> **The records**:
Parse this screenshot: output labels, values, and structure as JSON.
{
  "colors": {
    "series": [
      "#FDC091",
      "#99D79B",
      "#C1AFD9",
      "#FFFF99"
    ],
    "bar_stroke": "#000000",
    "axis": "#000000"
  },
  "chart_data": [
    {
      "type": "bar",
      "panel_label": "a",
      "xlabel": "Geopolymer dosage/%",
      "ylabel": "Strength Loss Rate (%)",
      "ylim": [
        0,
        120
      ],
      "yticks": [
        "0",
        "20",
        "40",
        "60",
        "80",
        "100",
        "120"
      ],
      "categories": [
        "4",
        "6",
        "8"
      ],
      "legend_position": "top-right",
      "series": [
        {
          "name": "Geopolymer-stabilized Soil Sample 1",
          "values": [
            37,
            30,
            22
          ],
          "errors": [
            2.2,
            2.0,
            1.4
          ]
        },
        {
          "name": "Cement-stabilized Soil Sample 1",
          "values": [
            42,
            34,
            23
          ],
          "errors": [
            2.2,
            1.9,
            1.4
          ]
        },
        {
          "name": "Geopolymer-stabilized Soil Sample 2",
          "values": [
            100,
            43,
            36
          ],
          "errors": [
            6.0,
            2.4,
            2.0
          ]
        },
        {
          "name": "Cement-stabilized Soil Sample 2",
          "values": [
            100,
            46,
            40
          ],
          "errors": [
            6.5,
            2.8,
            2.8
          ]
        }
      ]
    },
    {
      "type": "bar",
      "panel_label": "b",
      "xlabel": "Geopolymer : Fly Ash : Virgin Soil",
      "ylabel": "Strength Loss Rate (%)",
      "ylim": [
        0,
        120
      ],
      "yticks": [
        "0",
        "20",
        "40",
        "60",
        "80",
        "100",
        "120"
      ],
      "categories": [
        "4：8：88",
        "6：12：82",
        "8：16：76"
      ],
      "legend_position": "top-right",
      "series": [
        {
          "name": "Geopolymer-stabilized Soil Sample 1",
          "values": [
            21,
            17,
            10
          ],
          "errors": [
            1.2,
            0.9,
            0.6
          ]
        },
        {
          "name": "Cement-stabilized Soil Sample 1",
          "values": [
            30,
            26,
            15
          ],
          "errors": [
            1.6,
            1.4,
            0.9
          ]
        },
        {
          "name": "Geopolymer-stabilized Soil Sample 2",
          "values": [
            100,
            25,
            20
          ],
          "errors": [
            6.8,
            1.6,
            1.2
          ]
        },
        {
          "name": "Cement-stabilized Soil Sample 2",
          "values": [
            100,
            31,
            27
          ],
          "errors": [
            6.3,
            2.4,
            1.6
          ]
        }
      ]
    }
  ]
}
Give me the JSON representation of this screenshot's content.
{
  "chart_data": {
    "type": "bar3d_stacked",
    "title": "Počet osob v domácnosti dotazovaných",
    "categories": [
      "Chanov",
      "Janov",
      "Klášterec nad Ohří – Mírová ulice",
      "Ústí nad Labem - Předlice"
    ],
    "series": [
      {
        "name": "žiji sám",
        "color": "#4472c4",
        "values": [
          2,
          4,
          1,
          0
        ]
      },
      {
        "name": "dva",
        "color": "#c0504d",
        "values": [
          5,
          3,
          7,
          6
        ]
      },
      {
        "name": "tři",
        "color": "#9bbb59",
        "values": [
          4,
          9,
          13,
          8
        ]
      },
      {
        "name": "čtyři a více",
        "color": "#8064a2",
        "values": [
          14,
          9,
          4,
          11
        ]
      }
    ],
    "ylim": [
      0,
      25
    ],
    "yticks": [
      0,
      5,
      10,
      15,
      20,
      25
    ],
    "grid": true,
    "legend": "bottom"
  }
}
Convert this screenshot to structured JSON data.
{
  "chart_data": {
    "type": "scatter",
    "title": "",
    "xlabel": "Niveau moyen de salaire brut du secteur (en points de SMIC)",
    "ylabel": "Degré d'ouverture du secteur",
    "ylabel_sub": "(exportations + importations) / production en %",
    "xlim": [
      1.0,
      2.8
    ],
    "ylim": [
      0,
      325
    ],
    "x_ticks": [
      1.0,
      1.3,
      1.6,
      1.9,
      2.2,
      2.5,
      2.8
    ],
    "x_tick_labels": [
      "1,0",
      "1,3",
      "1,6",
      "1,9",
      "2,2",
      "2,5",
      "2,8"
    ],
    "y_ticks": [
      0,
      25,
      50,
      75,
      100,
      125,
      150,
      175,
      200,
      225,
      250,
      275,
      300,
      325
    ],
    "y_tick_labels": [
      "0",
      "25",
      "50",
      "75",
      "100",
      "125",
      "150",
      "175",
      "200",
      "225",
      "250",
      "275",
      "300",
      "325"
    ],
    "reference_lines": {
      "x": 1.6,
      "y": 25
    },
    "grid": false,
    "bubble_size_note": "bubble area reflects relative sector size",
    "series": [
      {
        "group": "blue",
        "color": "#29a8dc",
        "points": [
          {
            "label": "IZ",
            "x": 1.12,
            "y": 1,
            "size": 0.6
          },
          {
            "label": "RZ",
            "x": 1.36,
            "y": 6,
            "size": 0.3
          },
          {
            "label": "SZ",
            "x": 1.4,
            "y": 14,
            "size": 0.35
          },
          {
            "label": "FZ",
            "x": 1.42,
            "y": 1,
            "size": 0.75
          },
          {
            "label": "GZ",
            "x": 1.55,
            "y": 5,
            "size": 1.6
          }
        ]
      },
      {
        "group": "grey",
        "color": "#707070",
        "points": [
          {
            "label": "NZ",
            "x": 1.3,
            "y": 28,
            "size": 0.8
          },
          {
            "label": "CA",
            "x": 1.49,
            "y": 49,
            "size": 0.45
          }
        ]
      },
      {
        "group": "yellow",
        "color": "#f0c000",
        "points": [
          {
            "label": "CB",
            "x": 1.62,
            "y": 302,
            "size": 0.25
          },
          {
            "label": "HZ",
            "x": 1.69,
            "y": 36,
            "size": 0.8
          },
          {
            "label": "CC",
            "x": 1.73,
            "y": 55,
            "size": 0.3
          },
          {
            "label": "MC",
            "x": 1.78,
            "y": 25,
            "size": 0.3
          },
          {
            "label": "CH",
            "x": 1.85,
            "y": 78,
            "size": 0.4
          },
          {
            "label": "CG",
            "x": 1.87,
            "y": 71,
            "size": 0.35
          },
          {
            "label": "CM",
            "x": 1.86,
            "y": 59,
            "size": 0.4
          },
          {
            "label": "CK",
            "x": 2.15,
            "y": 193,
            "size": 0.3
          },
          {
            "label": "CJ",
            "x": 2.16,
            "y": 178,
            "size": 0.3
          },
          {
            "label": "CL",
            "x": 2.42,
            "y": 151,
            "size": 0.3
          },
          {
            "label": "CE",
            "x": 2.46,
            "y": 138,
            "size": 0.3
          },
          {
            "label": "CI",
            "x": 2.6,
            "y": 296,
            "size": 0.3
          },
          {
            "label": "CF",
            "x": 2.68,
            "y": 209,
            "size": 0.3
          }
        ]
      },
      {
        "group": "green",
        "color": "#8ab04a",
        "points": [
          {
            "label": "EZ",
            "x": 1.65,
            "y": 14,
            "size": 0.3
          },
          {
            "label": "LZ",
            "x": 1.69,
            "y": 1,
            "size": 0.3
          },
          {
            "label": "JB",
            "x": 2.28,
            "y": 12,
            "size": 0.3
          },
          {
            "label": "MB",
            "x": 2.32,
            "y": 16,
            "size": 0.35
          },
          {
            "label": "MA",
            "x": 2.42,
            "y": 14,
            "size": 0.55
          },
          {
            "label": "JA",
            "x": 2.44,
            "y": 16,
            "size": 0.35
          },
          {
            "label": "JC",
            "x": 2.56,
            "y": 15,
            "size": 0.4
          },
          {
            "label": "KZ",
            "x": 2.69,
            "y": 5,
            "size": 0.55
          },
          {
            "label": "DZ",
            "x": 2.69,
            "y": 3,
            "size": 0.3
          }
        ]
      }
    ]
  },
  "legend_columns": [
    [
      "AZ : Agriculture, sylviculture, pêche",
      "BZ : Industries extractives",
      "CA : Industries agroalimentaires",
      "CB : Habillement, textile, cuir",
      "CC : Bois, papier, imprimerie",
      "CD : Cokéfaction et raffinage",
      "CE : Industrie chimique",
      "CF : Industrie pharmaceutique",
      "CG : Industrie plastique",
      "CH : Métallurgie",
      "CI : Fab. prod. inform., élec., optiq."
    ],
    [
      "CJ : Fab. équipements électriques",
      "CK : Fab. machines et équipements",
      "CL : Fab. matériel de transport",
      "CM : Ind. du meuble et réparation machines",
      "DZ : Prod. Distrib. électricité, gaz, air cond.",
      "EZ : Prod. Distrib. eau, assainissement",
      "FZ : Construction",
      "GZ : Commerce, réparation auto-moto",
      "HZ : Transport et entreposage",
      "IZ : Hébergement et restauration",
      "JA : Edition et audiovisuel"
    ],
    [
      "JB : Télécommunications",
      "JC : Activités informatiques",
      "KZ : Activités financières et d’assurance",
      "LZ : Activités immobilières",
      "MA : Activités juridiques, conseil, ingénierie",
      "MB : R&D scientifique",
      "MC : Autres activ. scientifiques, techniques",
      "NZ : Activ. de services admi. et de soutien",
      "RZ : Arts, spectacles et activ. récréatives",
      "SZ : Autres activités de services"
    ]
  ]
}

> **What is being asked**: State how many lines in the records above contain the word "machines", and give only that number.

> **Correct answer**: 2